## [What you will do]
Render the lines from the line containing "unemployed-checkbox[interactable] [326, 176, 331, 181]" up to and including the line containing "contingency-anl-checkbox[interactable] [238, 146, 243, 151]" as a Markdown table with the columns Row and Line. Number each row and leave out blank lines.

++++ Dataset

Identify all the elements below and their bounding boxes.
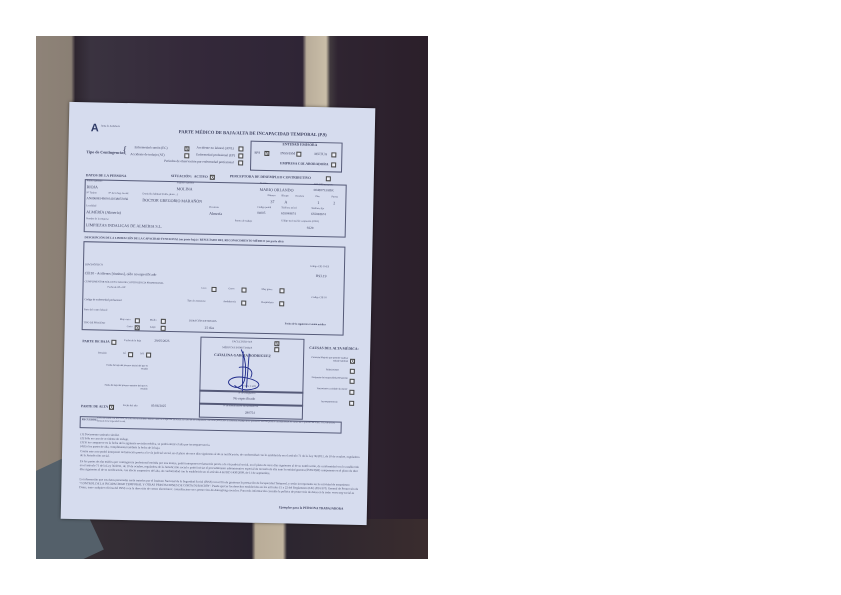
unemployed-checkbox[interactable] [326, 176, 331, 181]
footer-copy-label: Ejemplar para la PERSONA TRABAJADORA [279, 506, 343, 511]
process-muycorto-checkbox[interactable] [135, 318, 140, 323]
junta-logo-icon: A [91, 122, 99, 134]
org-name: Junta de Andalucía [101, 126, 120, 129]
duration-label: DURACIÓN ESTIMADA [189, 320, 217, 323]
severity-leve-label: Leve [201, 288, 206, 291]
cause-cure-label: Curación/Mejoría que permite realizar tr… [310, 357, 348, 363]
mobile-value: 655048674 [281, 212, 296, 216]
assistance-ambulatory-checkbox[interactable] [241, 300, 246, 305]
alta-checkbox[interactable]: X [109, 405, 114, 410]
active-label: ACTIVO [194, 175, 208, 179]
entity-mutua-label: MUTUA [314, 153, 327, 157]
assistance-hospital-label: Hospitalaria [261, 302, 273, 305]
person-section-title: DATOS DE LA PERSONA [86, 174, 127, 179]
prev-date-label: Fecha de baja del proceso inicial del qu… [102, 365, 148, 371]
at-date-label: Fecha de AT o EP [107, 287, 125, 290]
brace: { [122, 145, 127, 156]
cause-noshow-label: Incomparecencia [321, 401, 337, 404]
relapse-yes-label: SÍ [123, 353, 125, 356]
block-value: A [284, 200, 287, 204]
baja-date-value: 29/05/2025 [154, 340, 169, 344]
contingency-ep-checkbox[interactable] [238, 153, 243, 158]
cause-death-label: Fallecimiento [326, 369, 339, 372]
contingency-anl-checkbox[interactable] [238, 146, 243, 151]
ss-value: 041038057056 [108, 198, 128, 202]
signature-icon [220, 347, 269, 398]
locality-value: ALMERÍA (Almería) [86, 210, 121, 215]
province-value: Almería [209, 212, 222, 217]
cause-noshow-checkbox[interactable] [349, 401, 354, 406]
assistance-ambulatory-label: Ambulatoria [223, 301, 236, 304]
field-label: DNI/NIE/pasaporte [314, 184, 334, 187]
field-label: Nº de la Seg. Social [108, 193, 128, 196]
alta-date-label: Fecha del alta [123, 405, 137, 408]
witness-label: Parte del centro laboral [84, 309, 107, 312]
field-label: Puesto de trabajo [235, 220, 252, 223]
baja-label: PARTE DE BAJA [82, 340, 109, 344]
cause-permanent-checkbox[interactable] [350, 379, 355, 384]
relapse-no-label: NO [140, 353, 144, 356]
code-value: H93.19 [316, 275, 327, 279]
contingency-obs-label: Periodos de observación por enfermedad p… [164, 160, 234, 165]
contingency-anl-label: Accidente no laboral (ANL) [196, 147, 233, 151]
cause-death-checkbox[interactable] [350, 369, 355, 374]
cause-birth-label: Nacimiento y cuidado de menor [309, 388, 347, 391]
field-label: Teléfono fijo [311, 208, 324, 211]
name-value: MARIO ORLANDO [260, 188, 294, 193]
card-value: AN0968814909 [86, 197, 107, 201]
process-label: TIPO DE PROCESO [84, 322, 105, 325]
field-label: Nombre [260, 183, 268, 186]
contingency-at-label: Accidente de trabajo (AT) [130, 153, 164, 157]
field-label: Puerta [331, 196, 337, 199]
field-label: Nombre de la empresa [86, 218, 109, 221]
doctor-role2-checkbox[interactable] [274, 347, 279, 352]
contingency-ec-label: Enfermedad común (EC) [134, 146, 167, 150]
assistance-label: Tipo de asistencia: [187, 300, 206, 303]
process-corto-label: Corto [127, 326, 133, 329]
severity-muygrave-checkbox[interactable] [279, 288, 284, 293]
process-muycorto-label: Muy corto [120, 319, 131, 322]
cause-permanent-label: Propuesta de incapacidad permanente [310, 377, 348, 380]
relapse-no-checkbox[interactable] [146, 353, 151, 358]
entity-empresa-checkbox[interactable] [331, 162, 336, 167]
doctor-role1-label: FACULTATIVO/A [232, 341, 252, 344]
code-label: Código CIE-10-ES [310, 266, 329, 269]
process-largo-checkbox[interactable] [161, 326, 166, 331]
process-corto-checkbox[interactable]: X [135, 325, 140, 330]
contingency-at-checkbox[interactable] [184, 153, 189, 158]
doctor-role1-checkbox[interactable]: X [274, 341, 279, 346]
contingency-obs-checkbox[interactable] [238, 160, 243, 165]
postal-value: 04005 [257, 212, 265, 216]
baja-date-label: Fecha de la baja [124, 340, 141, 343]
alta-date-value: 05/06/2025 [151, 405, 166, 409]
assistance-hospital-checkbox[interactable] [279, 301, 284, 306]
active-checkbox[interactable]: X [210, 175, 215, 180]
severity-grave-checkbox[interactable] [241, 287, 246, 292]
first-surname-value: RIOJA [87, 185, 98, 190]
relapse-yes-checkbox[interactable] [128, 352, 133, 357]
id-value: 280754 [245, 412, 255, 416]
baja-checkbox[interactable] [111, 340, 116, 345]
cno-value: 9229 [307, 227, 314, 231]
field-label: Localidad [86, 205, 96, 208]
dni-value: 00488753ABK [314, 189, 334, 193]
field-label: Piso [315, 196, 319, 199]
field-label: Bloque [281, 195, 288, 198]
field-label: Número [267, 195, 275, 198]
second-surname-value: MOLINA [177, 187, 193, 192]
field-label: Primer apellido [87, 180, 103, 183]
unemployed-label: PERCEPTORA DE DESEMPLEO CONTRIBUTIVO [230, 175, 311, 181]
prev-date2-label: Fecha de baja del proceso anterior del q… [97, 384, 147, 390]
cie-code-label: Código CIE-10 [311, 297, 326, 300]
contingency-label: Tipo de Contingencia: [86, 150, 124, 155]
situation-label: SITUACIÓN: [171, 175, 192, 179]
cause-cure-checkbox[interactable]: X [350, 359, 355, 364]
reminder-label: RECUERDE: [82, 419, 98, 422]
field-label: Escalera [295, 196, 304, 199]
process-largo-label: Largo [150, 327, 156, 330]
field-label: Teléfono móvil [281, 207, 296, 210]
diagnosis-label: DIAGNÓSTICO [85, 264, 103, 267]
entity-sps-checkbox[interactable]: X [264, 151, 269, 156]
door-value: 2 [333, 201, 335, 205]
contingency-ec-checkbox[interactable]: X [184, 146, 189, 151]
collegiate-value: No especificado [233, 397, 255, 401]
entity-mutua-checkbox[interactable] [331, 152, 336, 157]
alta-label: PARTE DE ALTA [81, 405, 108, 409]
severity-grave-label: Grave [228, 288, 234, 291]
contingency-ep-label: Enfermedad profesional (EP) [196, 154, 235, 158]
process-medio-label: Medio [150, 320, 157, 323]
field-label: Nº Tarjeta [86, 192, 96, 195]
severity-leve-checkbox[interactable] [211, 287, 216, 292]
cause-birth-checkbox[interactable] [349, 390, 354, 395]
severity-muygrave-label: Muy grave [261, 289, 272, 292]
form-title: PARTE MÉDICO DE BAJA/ALTA DE INCAPACIDAD… [179, 129, 327, 137]
floor-value: 1 [317, 201, 319, 205]
number-value: 37 [270, 200, 274, 204]
entity-sps-label: SPS [254, 152, 260, 156]
field-label: Código postal [257, 207, 271, 210]
discharge-title: CAUSAS DEL ALTA MÉDICA: [309, 347, 359, 352]
relapse-label: Recaída [98, 352, 106, 355]
phone-value: 655048674 [311, 213, 326, 217]
field-label: Segundo apellido [177, 182, 194, 185]
process-medio-checkbox[interactable] [161, 319, 166, 324]
entity-inss-label: INSS/ISM [280, 152, 295, 156]
entity-title: ENTIDAD EMISORA [282, 143, 317, 148]
duration-value: 25 días [205, 327, 215, 331]
field-label: Provincia [209, 207, 219, 210]
note: La información que sus datos personales … [79, 477, 359, 495]
entity-inss-checkbox[interactable] [296, 152, 301, 157]
medical-leave-form: A Junta de Andalucía PARTE MÉDICO DE BAJ… [61, 102, 376, 525]
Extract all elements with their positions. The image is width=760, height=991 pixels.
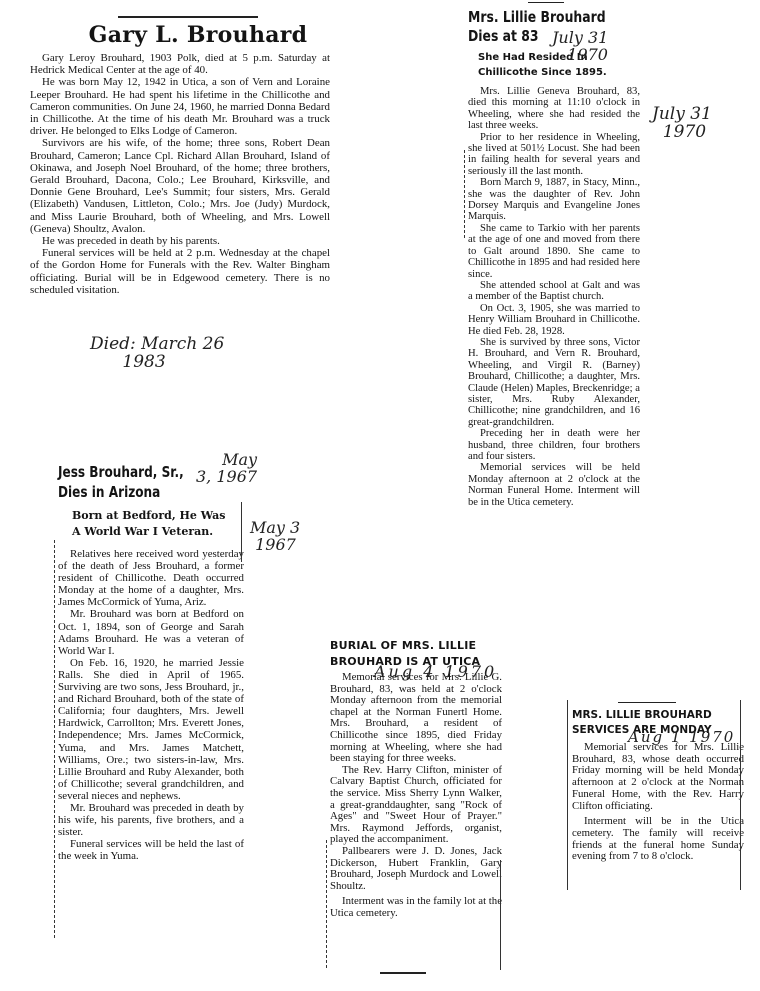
paragraph: Memorial services will be held Monday af… (468, 462, 640, 508)
paragraph: Mr. Brouhard was born at Bedford on Oct.… (58, 608, 244, 656)
paragraph: He was born May 12, 1942 in Utica, a son… (30, 76, 330, 137)
margin-line (326, 840, 327, 970)
paragraph: Survivors are his wife, of the home; thr… (30, 137, 330, 235)
lillie-subhead-2: Chillicothe Since 1895. (478, 65, 640, 80)
margin-line (500, 860, 501, 970)
lillie-headline-1: Mrs. Lillie Brouhard (468, 8, 606, 27)
paragraph: Memorial services for Mrs. Lillie G. Bro… (330, 672, 502, 765)
paragraph: He was preceded in death by his parents. (30, 235, 330, 247)
paragraph: She is survived by three sons, Victor H.… (468, 337, 640, 428)
paragraph: Born March 9, 1887, in Stacy, Minn., she… (468, 177, 640, 223)
paragraph: On Feb. 16, 1920, he married Jessie Rall… (58, 657, 244, 802)
paragraph: Preceding her in death were her husband,… (468, 428, 640, 462)
jess-headline-1: Jess Brouhard, Sr., (58, 462, 203, 482)
gary-handwritten-date: Died: March 26 1983 (90, 336, 224, 372)
paragraph: Funeral services will be held at 2 p.m. … (30, 247, 330, 296)
paragraph: Relatives here received word yesterday o… (58, 548, 244, 608)
paragraph: She came to Tarkio with her parents at t… (468, 223, 640, 280)
burial-handwritten-date: Aug 4 1970 (374, 664, 497, 681)
paragraph: The Rev. Harry Clifton, minister of Calv… (330, 765, 502, 846)
paragraph: Mr. Brouhard was preceded in death by hi… (58, 802, 244, 838)
burial-headline-1: BURIAL OF MRS. LILLIE (330, 638, 502, 654)
jess-subhead-2: A World War I Veteran. (72, 524, 244, 540)
clipping-gary-brouhard: Gary L. Brouhard Gary Leroy Brouhard, 19… (30, 14, 330, 296)
clipping-lillie-obituary: Mrs. Lillie Brouhard Dies at 83 She Had … (468, 8, 640, 508)
jess-body: Relatives here received word yesterday o… (58, 548, 244, 862)
paragraph: Prior to her residence in Wheeling, she … (468, 132, 640, 178)
paragraph: She attended school at Galt and was a me… (468, 280, 640, 303)
jess-handwritten-headline-date: May 3, 1967 (196, 452, 257, 486)
gary-title: Gary L. Brouhard (66, 22, 330, 48)
services-headline-1: MRS. LILLIE BROUHARD (572, 708, 744, 723)
jess-subhead-1: Born at Bedford, He Was (72, 508, 244, 524)
paragraph: Mrs. Lillie Geneva Brouhard, 83, died th… (468, 86, 640, 132)
margin-line (241, 502, 242, 562)
margin-line (740, 700, 741, 890)
gary-body: Gary Leroy Brouhard, 1903 Polk, died at … (30, 52, 330, 296)
paragraph: Memorial services for Mrs. Lillie Brouha… (572, 742, 744, 812)
paragraph: On Oct. 3, 1905, she was married to Henr… (468, 303, 640, 337)
paragraph: Funeral services will be held the last o… (58, 838, 244, 862)
bottom-rule (380, 972, 426, 974)
margin-line (464, 150, 465, 240)
services-handwritten-date: Aug 1 1970 (628, 730, 735, 746)
jess-handwritten-margin-date: May 3 1967 (250, 520, 300, 554)
burial-body: Memorial services for Mrs. Lillie G. Bro… (330, 672, 502, 919)
paragraph: Interment will be in the Utica cemetery.… (572, 816, 744, 863)
lillie-body: Mrs. Lillie Geneva Brouhard, 83, died th… (468, 86, 640, 508)
lillie-handwritten-margin-date: July 31 1970 (652, 106, 712, 142)
top-rule (618, 702, 676, 703)
services-body: Memorial services for Mrs. Lillie Brouha… (572, 742, 744, 863)
lillie-handwritten-headline-date: July 31 1970 (552, 30, 608, 64)
paragraph: Gary Leroy Brouhard, 1903 Polk, died at … (30, 52, 330, 76)
jess-headline-2: Dies in Arizona (58, 482, 203, 502)
margin-line (54, 540, 55, 940)
clipping-jess-brouhard: Jess Brouhard, Sr., Dies in Arizona Born… (58, 462, 244, 862)
paragraph: Pallbearers were J. D. Jones, Jack Dicke… (330, 846, 502, 892)
top-rule (528, 2, 564, 3)
paragraph: Interment was in the family lot at the U… (330, 896, 502, 919)
margin-line (567, 700, 568, 890)
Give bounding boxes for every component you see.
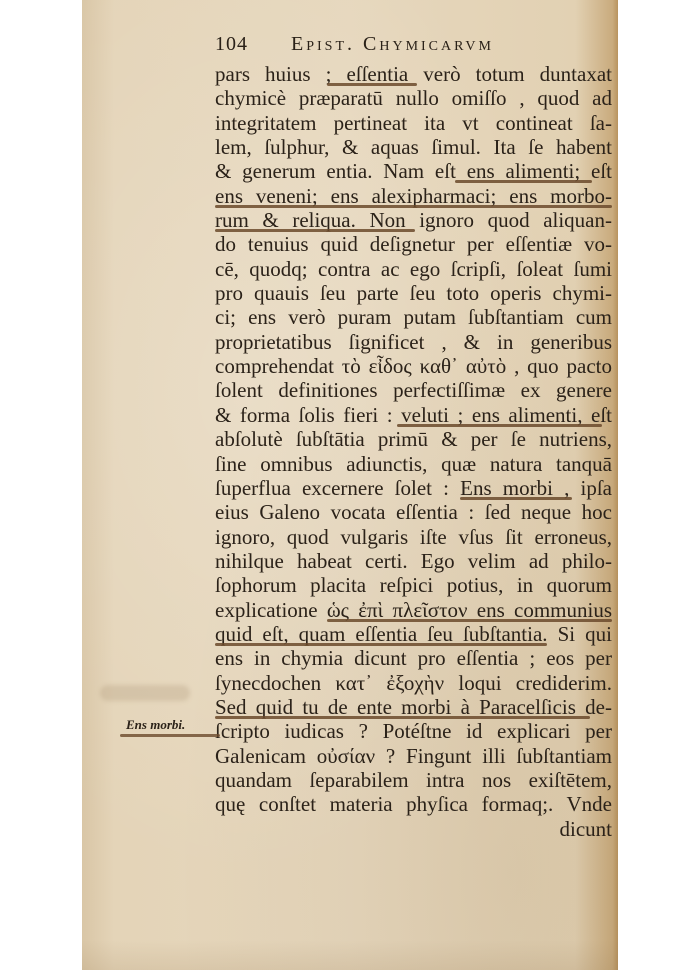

++++++++

## [Result of this task]
| Row | Line |
|---|---|
| 1 | unemployed-checkbox[interactable] [326, 176, 331, 181] |
| 2 | footer-copy-label: Ejemplar para la PERSONA TRABAJADORA [279, 506, 343, 511] |
| 3 | process-muycorto-checkbox[interactable] [135, 318, 140, 323] |
| 4 | junta-logo-icon: A [91, 122, 99, 134] |
| 5 | org-name: Junta de Andalucía [101, 126, 120, 129] |
| 6 | duration-label: DURACIÓN ESTIMADA [189, 320, 217, 323] |
| 7 | severity-leve-label: Leve [201, 288, 206, 291] |
| 8 | cause-cure-label: Curación/Mejoría que permite realizar tr… [310, 357, 348, 363] |
| 9 | mobile-value: 655048674 [281, 212, 296, 216] |
| 10 | assistance-ambulatory-checkbox[interactable] [241, 300, 246, 305] |
| 11 | alta-checkbox[interactable]: X [109, 405, 114, 410] |
| 12 | active-label: ACTIVO [194, 175, 208, 179] |
| 13 | entity-mutua-label: MUTUA [314, 153, 327, 157] |
| 14 | assistance-hospital-label: Hospitalaria [261, 302, 273, 305] |
| 15 | person-section-title: DATOS DE LA PERSONA [86, 174, 127, 179] |
| 16 | prev-date-label: Fecha de baja del proceso inicial del qu… [102, 365, 148, 371] |
| 17 | at-date-label: Fecha de AT o EP [107, 287, 125, 290] |
| 18 | brace: { [122, 145, 127, 156] |
| 19 | cause-noshow-label: Incomparecencia [321, 401, 337, 404] |
| 20 | relapse-yes-label: SÍ [123, 353, 125, 356] |
| 21 | block-value: A [284, 200, 287, 204] |
| 22 | baja-date-value: 29/05/2025 [154, 340, 169, 344] |
| 23 | contingency-ep-checkbox[interactable] [238, 153, 243, 158] |
| 24 | cause-death-label: Fallecimiento [326, 369, 339, 372] |
| 25 | contingency-anl-checkbox[interactable] [238, 146, 243, 151] |